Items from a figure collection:
BEGIN
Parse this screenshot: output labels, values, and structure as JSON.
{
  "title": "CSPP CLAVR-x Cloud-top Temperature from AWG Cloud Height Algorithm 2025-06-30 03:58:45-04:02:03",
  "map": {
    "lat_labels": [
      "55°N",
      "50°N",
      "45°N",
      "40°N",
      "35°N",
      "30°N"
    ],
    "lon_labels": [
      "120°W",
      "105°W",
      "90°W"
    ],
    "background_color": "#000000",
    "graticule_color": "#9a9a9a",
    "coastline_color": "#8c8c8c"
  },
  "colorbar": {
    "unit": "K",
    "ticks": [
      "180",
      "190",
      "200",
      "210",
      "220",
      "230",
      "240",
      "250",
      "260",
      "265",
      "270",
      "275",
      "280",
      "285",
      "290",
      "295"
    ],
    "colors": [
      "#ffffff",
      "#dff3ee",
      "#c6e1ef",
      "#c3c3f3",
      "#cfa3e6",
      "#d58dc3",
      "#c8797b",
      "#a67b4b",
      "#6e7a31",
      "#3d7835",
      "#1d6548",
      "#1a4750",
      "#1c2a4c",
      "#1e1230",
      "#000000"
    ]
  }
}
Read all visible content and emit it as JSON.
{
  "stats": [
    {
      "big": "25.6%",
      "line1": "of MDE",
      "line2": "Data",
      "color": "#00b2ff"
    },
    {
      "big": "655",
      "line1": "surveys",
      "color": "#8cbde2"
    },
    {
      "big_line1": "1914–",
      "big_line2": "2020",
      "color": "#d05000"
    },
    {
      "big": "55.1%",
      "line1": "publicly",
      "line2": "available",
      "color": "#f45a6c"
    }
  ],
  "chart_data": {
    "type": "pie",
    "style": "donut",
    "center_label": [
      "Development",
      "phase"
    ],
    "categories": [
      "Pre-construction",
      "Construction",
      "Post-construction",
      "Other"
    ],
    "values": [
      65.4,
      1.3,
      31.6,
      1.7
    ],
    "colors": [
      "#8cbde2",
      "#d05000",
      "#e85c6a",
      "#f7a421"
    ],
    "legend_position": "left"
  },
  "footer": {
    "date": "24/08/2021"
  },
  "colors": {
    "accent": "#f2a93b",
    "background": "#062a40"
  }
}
END
#### WHAT YOU NEED TO DO
Beginning at the line that contains "Read all visible content and emit it as JSON.", retype each line of the listing up to and including the last one, exactly as it stands, and nothing else.

#### EXERCISE SOLUTION
Read all visible content and emit it as JSON.
{
  "stats": [
    {
      "big": "25.6%",
      "line1": "of MDE",
      "line2": "Data",
      "color": "#00b2ff"
    },
    {
      "big": "655",
      "line1": "surveys",
      "color": "#8cbde2"
    },
    {
      "big_line1": "1914–",
      "big_line2": "2020",
      "color": "#d05000"
    },
    {
      "big": "55.1%",
      "line1": "publicly",
      "line2": "available",
      "color": "#f45a6c"
    }
  ],
  "chart_data": {
    "type": "pie",
    "style": "donut",
    "center_label": [
      "Development",
      "phase"
    ],
    "categories": [
      "Pre-construction",
      "Construction",
      "Post-construction",
      "Other"
    ],
    "values": [
      65.4,
      1.3,
      31.6,
      1.7
    ],
    "colors": [
      "#8cbde2",
      "#d05000",
      "#e85c6a",
      "#f7a421"
    ],
    "legend_position": "left"
  },
  "footer": {
    "date": "24/08/2021"
  },
  "colors": {
    "accent": "#f2a93b",
    "background": "#062a40"
  }
}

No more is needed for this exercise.